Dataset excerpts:
※

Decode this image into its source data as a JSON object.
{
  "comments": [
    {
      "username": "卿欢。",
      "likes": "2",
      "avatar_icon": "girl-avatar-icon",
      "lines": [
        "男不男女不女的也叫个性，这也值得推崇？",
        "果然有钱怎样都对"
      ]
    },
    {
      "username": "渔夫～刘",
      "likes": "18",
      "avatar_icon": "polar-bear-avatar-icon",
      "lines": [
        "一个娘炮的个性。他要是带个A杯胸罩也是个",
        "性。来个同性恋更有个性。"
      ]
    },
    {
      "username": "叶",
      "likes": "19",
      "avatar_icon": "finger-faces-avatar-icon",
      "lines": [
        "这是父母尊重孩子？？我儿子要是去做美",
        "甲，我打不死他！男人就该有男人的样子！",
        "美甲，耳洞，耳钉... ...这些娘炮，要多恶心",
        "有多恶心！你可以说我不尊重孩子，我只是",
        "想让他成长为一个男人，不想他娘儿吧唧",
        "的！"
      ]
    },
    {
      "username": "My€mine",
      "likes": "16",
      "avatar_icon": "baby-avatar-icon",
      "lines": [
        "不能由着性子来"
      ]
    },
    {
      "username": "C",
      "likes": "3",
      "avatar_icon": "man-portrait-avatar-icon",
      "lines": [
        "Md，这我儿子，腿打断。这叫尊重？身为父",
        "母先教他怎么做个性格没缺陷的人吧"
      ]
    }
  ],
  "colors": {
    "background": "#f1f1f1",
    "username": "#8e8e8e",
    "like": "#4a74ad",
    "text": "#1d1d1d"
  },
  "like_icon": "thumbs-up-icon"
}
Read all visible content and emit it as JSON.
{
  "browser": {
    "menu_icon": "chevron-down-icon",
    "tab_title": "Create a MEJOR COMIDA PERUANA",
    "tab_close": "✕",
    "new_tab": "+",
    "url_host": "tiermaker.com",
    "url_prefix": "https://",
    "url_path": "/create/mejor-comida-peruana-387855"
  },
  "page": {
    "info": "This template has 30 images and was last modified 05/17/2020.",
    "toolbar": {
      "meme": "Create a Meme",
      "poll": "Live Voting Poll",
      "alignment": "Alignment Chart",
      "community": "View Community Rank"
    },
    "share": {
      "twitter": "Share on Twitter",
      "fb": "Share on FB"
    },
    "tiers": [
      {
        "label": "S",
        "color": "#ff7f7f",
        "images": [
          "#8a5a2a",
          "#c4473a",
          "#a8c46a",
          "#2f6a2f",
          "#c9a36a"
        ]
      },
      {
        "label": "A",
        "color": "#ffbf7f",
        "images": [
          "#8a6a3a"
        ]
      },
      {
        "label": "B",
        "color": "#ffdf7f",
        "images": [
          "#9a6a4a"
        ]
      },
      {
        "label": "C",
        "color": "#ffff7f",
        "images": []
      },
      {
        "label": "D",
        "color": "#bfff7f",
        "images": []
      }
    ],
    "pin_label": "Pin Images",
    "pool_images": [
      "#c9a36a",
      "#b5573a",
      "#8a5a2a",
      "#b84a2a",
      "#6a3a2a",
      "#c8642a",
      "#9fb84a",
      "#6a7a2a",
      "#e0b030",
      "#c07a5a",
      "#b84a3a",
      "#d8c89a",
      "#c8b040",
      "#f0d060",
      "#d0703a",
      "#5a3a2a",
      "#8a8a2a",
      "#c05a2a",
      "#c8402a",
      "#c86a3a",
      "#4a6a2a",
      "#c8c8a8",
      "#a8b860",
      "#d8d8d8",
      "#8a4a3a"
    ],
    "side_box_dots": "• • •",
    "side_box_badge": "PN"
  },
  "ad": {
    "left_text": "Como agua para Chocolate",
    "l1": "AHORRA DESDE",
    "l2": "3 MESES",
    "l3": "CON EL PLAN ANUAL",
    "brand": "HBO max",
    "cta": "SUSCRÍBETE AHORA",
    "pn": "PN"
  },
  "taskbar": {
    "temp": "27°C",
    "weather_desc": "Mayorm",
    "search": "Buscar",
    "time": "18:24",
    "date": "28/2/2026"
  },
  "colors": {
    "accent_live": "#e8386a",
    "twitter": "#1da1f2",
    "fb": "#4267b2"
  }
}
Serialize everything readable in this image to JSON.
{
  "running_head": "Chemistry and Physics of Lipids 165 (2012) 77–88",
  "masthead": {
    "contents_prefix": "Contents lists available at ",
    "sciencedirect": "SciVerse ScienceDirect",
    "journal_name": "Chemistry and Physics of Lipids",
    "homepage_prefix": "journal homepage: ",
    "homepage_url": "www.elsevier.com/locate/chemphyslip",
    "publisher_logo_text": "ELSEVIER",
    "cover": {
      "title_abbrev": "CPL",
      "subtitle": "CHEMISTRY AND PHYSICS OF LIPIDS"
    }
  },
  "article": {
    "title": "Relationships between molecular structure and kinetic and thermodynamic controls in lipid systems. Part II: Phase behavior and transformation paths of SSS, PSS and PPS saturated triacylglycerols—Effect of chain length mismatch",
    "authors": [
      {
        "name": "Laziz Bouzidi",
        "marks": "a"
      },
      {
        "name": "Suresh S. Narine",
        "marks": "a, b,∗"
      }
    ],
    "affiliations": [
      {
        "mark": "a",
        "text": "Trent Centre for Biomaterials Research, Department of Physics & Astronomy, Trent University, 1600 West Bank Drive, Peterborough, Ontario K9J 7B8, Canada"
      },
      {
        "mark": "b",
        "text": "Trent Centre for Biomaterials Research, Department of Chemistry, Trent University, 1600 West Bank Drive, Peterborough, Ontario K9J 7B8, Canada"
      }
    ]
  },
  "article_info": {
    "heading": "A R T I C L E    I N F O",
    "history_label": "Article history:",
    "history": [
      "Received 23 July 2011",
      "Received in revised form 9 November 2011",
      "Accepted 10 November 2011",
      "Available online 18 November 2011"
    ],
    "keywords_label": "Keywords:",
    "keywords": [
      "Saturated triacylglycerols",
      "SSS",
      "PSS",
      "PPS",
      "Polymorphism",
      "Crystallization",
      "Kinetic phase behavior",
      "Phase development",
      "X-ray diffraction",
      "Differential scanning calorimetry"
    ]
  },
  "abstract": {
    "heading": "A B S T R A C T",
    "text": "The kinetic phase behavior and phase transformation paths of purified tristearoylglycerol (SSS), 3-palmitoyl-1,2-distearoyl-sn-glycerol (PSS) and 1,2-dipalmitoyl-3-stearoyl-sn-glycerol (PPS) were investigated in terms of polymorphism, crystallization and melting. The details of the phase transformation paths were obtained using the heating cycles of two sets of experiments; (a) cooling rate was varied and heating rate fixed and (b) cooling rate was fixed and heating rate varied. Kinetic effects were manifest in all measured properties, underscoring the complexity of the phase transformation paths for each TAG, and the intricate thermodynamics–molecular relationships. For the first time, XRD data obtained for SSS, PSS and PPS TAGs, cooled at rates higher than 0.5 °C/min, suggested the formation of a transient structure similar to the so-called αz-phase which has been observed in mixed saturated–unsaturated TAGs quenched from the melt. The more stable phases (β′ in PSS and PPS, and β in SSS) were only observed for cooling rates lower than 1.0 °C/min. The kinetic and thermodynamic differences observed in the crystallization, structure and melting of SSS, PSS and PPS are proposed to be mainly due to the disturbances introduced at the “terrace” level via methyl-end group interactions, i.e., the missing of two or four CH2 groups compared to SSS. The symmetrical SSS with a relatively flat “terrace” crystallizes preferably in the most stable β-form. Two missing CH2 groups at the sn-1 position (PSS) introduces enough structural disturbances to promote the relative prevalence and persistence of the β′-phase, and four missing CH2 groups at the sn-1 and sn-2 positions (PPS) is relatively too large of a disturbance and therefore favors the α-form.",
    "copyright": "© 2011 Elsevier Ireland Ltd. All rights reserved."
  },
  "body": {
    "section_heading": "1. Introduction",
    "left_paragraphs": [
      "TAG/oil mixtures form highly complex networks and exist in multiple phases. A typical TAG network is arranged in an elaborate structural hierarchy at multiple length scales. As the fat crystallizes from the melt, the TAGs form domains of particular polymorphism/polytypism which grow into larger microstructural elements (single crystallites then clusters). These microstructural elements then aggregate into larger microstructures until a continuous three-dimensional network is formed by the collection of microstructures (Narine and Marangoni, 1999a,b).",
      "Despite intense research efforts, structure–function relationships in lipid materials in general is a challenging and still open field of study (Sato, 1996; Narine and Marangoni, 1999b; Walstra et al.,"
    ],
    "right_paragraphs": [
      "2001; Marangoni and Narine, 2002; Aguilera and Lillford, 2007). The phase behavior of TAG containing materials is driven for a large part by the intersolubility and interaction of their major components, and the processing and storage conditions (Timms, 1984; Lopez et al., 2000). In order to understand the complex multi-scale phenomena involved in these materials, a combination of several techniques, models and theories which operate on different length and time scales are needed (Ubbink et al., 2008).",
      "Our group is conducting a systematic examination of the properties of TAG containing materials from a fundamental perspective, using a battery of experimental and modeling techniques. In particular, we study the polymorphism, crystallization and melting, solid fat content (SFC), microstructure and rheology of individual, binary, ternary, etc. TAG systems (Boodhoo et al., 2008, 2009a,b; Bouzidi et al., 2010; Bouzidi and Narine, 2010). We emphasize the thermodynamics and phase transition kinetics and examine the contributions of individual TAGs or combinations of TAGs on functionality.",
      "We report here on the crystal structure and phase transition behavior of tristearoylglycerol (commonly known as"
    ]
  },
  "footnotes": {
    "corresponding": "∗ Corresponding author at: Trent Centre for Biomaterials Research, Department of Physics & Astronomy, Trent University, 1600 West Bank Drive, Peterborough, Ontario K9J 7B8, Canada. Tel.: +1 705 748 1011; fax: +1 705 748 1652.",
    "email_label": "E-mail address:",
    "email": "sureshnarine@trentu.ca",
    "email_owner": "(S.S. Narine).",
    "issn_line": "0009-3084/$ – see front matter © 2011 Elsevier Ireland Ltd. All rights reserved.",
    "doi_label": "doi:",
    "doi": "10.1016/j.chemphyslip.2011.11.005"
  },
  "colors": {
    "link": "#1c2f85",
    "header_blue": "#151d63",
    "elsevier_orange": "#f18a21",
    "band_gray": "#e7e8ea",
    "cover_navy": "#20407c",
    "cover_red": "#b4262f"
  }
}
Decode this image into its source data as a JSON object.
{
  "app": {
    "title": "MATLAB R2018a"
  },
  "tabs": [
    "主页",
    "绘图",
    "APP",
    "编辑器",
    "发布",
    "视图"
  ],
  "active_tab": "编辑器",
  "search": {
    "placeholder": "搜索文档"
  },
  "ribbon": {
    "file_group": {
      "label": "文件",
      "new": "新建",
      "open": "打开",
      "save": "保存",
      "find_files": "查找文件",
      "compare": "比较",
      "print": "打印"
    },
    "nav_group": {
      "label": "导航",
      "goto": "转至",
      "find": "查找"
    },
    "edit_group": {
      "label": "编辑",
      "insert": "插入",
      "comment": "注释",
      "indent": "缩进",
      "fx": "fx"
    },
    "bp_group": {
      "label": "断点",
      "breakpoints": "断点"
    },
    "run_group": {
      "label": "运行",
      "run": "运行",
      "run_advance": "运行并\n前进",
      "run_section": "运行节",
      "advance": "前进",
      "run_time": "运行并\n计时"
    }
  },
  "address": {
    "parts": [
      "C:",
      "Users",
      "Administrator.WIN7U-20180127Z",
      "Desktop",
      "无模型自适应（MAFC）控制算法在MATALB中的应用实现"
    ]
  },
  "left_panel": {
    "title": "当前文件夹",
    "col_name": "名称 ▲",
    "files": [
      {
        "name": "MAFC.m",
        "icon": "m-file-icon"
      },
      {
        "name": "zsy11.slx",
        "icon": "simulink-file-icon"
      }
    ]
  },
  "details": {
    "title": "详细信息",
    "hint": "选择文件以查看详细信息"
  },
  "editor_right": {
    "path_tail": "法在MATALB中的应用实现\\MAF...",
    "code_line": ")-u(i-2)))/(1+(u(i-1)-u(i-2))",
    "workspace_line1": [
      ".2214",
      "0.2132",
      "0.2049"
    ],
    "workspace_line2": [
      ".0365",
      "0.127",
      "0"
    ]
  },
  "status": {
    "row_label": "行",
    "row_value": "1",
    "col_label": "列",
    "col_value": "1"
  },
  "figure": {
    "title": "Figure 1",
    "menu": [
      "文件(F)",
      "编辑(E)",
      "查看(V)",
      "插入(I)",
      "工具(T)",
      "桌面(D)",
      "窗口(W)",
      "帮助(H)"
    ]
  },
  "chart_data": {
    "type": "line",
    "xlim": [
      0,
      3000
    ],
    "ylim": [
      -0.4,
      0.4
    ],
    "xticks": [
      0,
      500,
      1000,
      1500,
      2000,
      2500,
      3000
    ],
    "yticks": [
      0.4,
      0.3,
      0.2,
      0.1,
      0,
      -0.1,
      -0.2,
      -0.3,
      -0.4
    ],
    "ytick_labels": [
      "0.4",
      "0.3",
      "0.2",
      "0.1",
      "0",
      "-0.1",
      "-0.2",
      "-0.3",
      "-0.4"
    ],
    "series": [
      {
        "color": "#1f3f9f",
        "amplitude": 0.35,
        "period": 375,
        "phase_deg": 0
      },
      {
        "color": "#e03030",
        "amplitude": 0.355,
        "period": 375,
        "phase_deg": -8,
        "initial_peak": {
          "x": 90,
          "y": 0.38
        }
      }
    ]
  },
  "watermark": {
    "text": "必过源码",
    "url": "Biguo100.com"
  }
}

※

To be done: Filter the entries down to the lines with the word "November" in them.

Reply to the task:
      "Received in revised form 9 November 2011",
      "Accepted 10 November 2011",
      "Available online 18 November 2011"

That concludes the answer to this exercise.